Exercise directions: Reproduce the listing exactly, with no pictures in your copy.

==== Entries shown ====

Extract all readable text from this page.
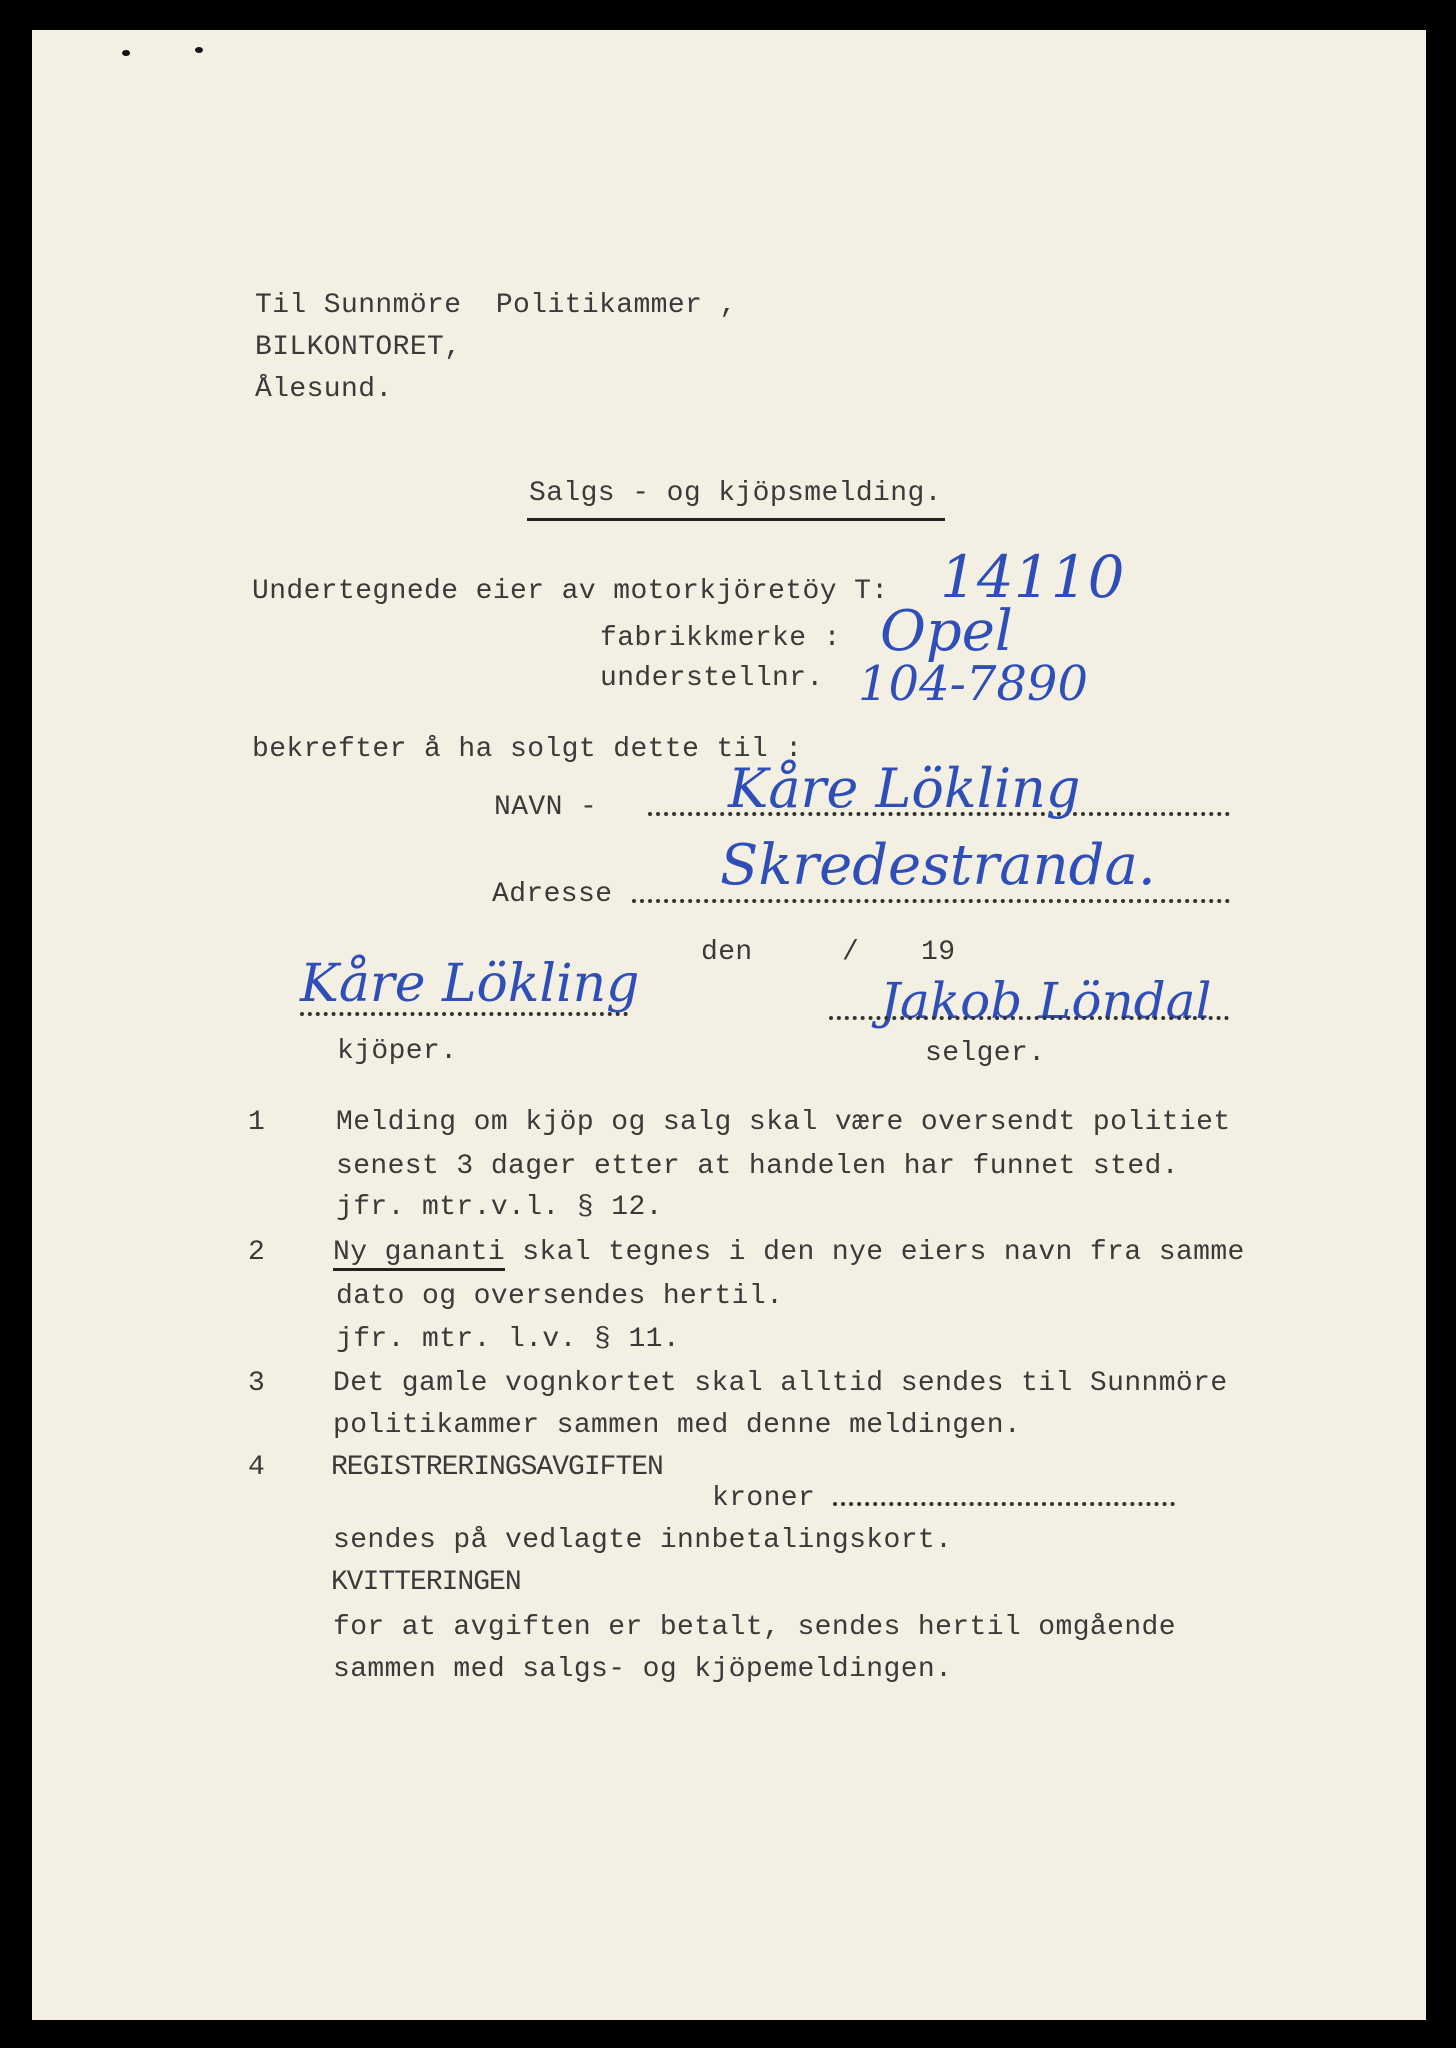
Til Sunnmöre  Politikammer ,
BILKONTORET,
Ålesund.
Salgs - og kjöpsmelding.
Undertegnede eier av motorkjöretöy T: 14110
fabrikkmerke : Opel
understellnr. 104-7890
bekrefter å ha solgt dette til :
NAVN - Kåre Lökling
Adresse Skredestranda.
den	/ 19
Kåre Lökling	Jakob Löndal
kjöper.	selger.
1	Melding om kjöp og salg skal være oversendt politiet
senest 3 dager etter at handelen har funnet sted.
jfr. mtr.v.l. § 12.
2 Ny gananti skal tegnes i den nye eiers navn fra samme
dato og oversendes hertil.
jfr. mtr. l.v. § 11.
3 Det gamle vognkortet skal alltid sendes til Sunnmöre
politikammer sammen med denne meldingen.
4 REGISTRERINGSAVGIFTEN
kroner
sendes på vedlagte innbetalingskort.
KVITTERINGEN
for at avgiften er betalt, sendes hertil omgående
sammen med salgs- og kjöpemeldingen.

====

Output of the exercise:
Extract all readable text from this page.
Til Sunnmöre  Politikammer ,
BILKONTORET,
Ålesund.
Salgs - og kjöpsmelding.
Undertegnede eier av motorkjöretöy T: 14110
fabrikkmerke : Opel
understellnr. 104-7890
bekrefter å ha solgt dette til :
NAVN - Kåre Lökling
Adresse Skredestranda.
den	/ 19
Kåre Lökling	Jakob Löndal
kjöper.	selger.
1	Melding om kjöp og salg skal være oversendt politiet
senest 3 dager etter at handelen har funnet sted.
jfr. mtr.v.l. § 12.
2 Ny gananti skal tegnes i den nye eiers navn fra samme
dato og oversendes hertil.
jfr. mtr. l.v. § 11.
3 Det gamle vognkortet skal alltid sendes til Sunnmöre
politikammer sammen med denne meldingen.
4 REGISTRERINGSAVGIFTEN
kroner
sendes på vedlagte innbetalingskort.
KVITTERINGEN
for at avgiften er betalt, sendes hertil omgående
sammen med salgs- og kjöpemeldingen.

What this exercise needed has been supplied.